* Work required: Wherever the word "Reporting" turns up in a line of the entries, copy that line.

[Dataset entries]
────────────────────────────────────────
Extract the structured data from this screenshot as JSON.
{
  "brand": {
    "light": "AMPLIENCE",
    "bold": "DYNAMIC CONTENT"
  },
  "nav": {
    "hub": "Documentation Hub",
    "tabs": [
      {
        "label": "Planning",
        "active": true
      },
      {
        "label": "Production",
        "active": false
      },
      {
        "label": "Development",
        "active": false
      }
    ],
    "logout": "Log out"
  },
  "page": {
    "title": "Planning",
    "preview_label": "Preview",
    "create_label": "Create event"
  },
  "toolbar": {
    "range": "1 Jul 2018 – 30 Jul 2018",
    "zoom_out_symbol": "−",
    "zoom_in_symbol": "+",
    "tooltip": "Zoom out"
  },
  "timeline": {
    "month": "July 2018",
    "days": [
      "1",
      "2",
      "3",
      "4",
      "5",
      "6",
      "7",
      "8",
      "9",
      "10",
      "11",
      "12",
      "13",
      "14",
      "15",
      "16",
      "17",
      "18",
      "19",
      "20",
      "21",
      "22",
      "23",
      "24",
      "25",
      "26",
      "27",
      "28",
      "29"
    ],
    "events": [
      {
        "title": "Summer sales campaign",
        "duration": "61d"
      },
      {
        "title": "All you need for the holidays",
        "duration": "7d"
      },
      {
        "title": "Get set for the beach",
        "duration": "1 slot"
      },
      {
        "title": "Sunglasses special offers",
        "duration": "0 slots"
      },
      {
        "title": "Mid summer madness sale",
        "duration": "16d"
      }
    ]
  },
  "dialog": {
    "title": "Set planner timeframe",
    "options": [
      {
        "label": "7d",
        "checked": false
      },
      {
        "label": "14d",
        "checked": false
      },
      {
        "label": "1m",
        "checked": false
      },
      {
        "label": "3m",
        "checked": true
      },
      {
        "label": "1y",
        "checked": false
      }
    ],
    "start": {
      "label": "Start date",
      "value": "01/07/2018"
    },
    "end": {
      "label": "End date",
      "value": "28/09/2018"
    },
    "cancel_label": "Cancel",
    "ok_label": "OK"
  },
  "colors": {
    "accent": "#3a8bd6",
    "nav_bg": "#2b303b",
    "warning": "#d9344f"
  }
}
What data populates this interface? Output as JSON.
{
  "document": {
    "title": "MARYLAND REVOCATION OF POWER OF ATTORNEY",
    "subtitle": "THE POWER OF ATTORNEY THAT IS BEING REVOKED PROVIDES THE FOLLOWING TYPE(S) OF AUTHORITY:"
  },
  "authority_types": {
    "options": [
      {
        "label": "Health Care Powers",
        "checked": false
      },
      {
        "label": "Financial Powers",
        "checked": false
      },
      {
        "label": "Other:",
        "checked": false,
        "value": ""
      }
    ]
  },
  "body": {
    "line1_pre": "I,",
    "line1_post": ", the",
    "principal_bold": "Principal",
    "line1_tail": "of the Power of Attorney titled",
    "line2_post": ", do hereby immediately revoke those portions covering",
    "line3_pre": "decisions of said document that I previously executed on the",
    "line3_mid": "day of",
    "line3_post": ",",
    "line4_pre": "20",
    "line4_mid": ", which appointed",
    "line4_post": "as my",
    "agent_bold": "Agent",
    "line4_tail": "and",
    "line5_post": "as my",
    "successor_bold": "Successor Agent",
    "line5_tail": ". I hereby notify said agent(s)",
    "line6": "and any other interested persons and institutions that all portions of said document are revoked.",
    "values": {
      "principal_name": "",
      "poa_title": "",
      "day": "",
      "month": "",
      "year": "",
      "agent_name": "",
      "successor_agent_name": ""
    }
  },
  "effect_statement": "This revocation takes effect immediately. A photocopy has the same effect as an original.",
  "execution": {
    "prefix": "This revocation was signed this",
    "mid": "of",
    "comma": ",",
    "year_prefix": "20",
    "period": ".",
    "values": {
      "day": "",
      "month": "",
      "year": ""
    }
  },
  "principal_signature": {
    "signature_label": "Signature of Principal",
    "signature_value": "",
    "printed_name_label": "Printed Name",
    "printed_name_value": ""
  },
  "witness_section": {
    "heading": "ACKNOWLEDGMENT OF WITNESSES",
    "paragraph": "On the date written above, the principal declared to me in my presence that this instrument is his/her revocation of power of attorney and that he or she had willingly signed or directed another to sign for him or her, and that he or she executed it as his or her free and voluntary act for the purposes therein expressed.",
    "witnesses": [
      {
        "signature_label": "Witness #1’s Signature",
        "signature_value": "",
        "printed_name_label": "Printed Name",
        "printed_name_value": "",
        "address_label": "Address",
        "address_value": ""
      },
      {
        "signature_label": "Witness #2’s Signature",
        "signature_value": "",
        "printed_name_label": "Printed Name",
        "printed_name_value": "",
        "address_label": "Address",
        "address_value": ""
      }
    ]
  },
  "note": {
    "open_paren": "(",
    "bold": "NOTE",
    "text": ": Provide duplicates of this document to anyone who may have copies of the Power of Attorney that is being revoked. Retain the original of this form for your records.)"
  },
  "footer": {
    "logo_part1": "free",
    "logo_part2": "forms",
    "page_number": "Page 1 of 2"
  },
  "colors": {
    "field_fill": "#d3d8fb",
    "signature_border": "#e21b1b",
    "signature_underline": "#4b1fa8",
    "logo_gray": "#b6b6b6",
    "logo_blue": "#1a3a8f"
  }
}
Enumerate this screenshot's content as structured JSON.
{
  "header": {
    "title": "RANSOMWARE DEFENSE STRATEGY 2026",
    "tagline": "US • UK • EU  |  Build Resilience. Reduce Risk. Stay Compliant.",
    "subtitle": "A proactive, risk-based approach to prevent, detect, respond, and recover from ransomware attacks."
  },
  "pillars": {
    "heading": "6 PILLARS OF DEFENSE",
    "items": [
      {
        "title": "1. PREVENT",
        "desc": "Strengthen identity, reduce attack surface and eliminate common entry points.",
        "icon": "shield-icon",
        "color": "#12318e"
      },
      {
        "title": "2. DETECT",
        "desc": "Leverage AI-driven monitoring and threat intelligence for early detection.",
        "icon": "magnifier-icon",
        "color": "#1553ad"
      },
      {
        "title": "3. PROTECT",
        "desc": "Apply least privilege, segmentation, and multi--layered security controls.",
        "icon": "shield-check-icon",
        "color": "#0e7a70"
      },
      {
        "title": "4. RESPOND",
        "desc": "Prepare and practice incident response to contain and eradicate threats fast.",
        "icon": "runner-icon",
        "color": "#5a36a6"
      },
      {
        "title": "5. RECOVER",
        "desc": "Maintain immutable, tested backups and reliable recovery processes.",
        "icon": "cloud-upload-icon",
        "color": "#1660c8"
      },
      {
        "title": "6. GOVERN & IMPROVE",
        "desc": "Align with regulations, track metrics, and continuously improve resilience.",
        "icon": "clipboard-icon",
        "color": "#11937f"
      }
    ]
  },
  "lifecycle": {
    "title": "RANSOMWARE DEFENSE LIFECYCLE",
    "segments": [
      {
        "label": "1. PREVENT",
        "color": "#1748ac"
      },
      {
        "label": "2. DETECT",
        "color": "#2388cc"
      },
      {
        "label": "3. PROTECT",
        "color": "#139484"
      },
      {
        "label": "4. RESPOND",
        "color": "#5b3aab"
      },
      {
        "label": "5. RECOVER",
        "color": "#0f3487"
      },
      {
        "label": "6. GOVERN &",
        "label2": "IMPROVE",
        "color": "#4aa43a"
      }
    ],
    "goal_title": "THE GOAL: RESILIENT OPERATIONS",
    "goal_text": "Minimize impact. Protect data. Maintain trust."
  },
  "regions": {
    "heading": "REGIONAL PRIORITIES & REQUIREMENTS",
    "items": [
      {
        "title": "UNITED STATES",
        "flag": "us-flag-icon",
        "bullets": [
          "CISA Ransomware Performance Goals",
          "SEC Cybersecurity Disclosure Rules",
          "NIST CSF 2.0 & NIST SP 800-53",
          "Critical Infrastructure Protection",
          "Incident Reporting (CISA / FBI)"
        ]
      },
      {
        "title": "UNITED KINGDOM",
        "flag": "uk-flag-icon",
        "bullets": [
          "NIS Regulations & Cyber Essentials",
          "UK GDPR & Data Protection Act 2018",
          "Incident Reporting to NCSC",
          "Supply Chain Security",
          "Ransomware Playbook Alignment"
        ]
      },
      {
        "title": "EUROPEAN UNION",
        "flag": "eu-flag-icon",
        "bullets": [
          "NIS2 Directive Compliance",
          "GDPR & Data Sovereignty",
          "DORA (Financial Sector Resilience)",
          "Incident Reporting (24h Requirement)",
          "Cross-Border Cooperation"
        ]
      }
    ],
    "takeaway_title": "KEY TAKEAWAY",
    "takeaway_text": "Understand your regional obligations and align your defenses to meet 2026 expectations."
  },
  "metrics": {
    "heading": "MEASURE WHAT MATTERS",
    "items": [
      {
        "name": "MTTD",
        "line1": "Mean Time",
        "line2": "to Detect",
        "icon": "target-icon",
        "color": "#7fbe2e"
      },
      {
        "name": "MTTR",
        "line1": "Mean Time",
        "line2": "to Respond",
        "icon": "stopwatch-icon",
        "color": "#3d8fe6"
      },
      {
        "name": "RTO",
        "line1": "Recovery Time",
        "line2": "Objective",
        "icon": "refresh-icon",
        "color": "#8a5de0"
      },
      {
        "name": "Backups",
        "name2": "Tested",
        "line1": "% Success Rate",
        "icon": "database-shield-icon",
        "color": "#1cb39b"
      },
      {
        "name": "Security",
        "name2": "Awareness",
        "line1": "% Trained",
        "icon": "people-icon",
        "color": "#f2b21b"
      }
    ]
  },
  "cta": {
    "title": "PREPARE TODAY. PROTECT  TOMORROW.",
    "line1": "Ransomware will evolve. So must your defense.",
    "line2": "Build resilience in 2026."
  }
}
────────────────────────────────────────
* Reply to the task:
          "Incident Reporting (CISA / FBI)"
          "Incident Reporting to NCSC",
          "Incident Reporting (24h Requirement)",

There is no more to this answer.